_Exercise directions_
Extract each line of the records below that contains the word "name".
>> start Exercise material
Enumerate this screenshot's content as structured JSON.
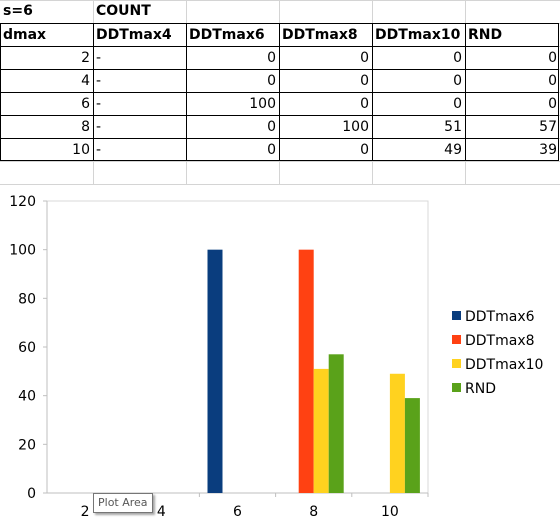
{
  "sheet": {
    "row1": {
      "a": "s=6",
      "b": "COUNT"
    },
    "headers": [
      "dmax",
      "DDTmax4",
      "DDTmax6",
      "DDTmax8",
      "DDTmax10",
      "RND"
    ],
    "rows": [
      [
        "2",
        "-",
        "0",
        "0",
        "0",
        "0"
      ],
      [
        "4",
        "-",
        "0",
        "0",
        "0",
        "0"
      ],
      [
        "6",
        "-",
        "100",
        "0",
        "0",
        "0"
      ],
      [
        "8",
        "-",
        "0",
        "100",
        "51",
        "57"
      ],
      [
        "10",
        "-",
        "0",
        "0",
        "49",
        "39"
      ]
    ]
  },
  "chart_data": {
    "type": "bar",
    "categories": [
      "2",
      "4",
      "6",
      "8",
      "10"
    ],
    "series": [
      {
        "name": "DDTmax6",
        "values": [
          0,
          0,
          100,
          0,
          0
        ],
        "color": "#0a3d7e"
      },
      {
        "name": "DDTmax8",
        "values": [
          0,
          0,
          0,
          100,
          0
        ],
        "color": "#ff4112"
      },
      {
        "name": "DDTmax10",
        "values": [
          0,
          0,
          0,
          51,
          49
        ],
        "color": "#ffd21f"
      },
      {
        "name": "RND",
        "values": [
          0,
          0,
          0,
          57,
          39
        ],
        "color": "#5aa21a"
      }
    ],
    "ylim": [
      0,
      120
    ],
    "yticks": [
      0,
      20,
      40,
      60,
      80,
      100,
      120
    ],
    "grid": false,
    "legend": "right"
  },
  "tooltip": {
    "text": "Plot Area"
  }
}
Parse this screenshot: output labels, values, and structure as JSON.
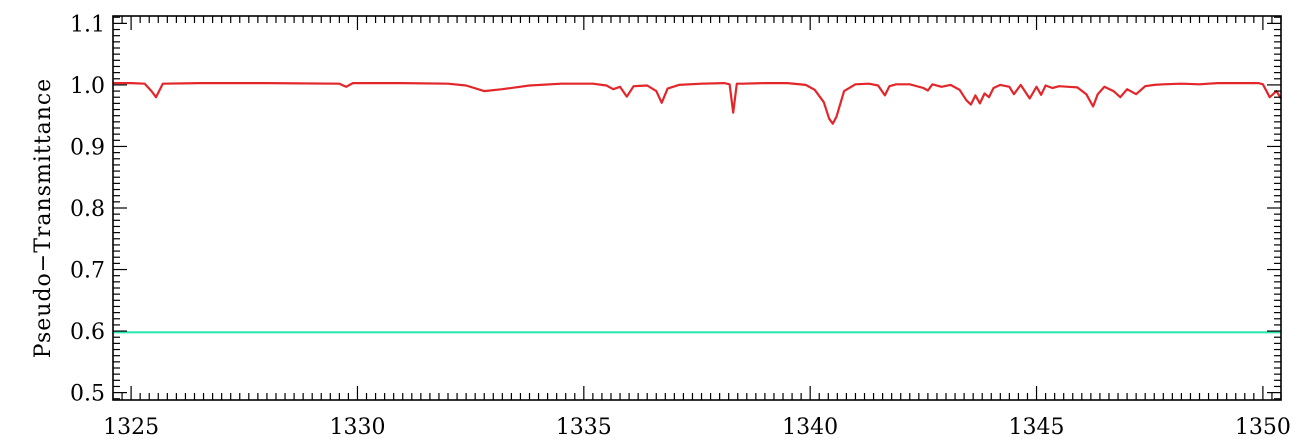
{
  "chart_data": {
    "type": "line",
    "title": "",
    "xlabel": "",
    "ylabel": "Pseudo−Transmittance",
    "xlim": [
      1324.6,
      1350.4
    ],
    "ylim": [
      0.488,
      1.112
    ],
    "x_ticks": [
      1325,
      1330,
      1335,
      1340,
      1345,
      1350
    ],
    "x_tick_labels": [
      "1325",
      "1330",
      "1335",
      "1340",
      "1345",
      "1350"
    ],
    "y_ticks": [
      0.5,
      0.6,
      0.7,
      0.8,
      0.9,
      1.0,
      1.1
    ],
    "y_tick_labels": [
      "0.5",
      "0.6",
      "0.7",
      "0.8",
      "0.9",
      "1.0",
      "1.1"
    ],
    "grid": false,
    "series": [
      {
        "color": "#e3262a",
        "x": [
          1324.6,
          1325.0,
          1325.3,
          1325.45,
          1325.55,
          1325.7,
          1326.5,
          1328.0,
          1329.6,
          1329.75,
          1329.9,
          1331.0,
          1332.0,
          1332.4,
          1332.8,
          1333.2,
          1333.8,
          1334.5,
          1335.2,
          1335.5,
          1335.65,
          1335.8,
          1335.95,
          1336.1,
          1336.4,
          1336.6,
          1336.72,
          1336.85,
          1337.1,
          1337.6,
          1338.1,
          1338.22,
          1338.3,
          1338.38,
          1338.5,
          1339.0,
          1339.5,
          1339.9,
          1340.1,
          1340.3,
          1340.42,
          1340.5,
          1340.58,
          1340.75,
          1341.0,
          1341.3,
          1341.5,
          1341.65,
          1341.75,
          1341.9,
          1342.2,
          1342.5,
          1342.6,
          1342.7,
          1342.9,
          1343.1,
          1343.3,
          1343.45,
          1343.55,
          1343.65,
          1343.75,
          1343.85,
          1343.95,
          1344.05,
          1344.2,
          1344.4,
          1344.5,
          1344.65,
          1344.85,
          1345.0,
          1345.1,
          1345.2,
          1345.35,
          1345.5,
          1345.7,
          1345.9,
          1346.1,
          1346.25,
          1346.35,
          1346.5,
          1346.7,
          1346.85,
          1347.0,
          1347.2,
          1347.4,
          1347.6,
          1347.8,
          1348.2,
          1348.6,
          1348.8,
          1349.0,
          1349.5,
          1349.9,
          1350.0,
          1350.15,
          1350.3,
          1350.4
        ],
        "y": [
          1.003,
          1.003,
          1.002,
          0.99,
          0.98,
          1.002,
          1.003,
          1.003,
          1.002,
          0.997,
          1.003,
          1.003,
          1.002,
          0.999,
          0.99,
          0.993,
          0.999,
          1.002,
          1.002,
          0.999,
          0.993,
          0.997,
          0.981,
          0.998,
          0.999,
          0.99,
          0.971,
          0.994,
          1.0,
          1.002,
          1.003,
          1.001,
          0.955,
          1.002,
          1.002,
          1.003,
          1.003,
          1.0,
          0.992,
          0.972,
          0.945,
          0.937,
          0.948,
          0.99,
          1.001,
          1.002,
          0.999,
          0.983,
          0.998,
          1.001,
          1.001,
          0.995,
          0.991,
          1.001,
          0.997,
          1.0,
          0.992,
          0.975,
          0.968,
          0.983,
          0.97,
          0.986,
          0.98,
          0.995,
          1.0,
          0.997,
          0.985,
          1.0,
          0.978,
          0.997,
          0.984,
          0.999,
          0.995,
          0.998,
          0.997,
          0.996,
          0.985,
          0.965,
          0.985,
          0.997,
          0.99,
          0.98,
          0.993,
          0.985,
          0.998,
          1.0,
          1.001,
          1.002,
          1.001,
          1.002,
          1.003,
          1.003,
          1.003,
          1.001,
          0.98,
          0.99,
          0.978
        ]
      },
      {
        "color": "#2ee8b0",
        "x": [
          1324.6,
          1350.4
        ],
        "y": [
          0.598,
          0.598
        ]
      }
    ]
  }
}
>> end Exercise material
>> start Exercise material
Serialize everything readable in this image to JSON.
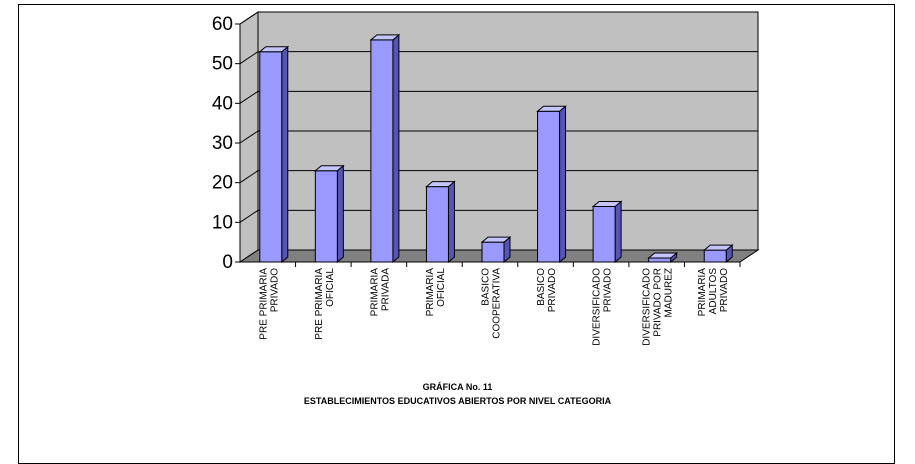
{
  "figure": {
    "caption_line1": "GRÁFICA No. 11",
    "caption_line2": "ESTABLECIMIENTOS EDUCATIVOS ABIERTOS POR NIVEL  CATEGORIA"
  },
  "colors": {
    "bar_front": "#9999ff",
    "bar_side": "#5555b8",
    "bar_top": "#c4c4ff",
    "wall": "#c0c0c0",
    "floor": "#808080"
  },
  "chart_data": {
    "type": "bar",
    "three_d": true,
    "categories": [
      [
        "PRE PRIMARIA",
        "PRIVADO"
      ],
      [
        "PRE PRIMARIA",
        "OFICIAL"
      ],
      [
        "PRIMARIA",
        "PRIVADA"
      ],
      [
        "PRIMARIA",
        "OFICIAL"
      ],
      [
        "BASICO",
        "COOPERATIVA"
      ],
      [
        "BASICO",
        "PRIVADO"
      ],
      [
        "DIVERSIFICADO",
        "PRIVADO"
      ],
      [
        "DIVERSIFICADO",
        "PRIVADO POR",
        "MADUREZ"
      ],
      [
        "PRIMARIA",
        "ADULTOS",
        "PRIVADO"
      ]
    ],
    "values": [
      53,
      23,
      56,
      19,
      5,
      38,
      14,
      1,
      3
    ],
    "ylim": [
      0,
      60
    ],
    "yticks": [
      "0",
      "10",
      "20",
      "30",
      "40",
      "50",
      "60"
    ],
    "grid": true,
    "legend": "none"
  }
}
>> end Exercise material
_Solution to the problem_
        "name": "DDTmax6",
        "name": "DDTmax8",
        "name": "DDTmax10",
        "name": "RND",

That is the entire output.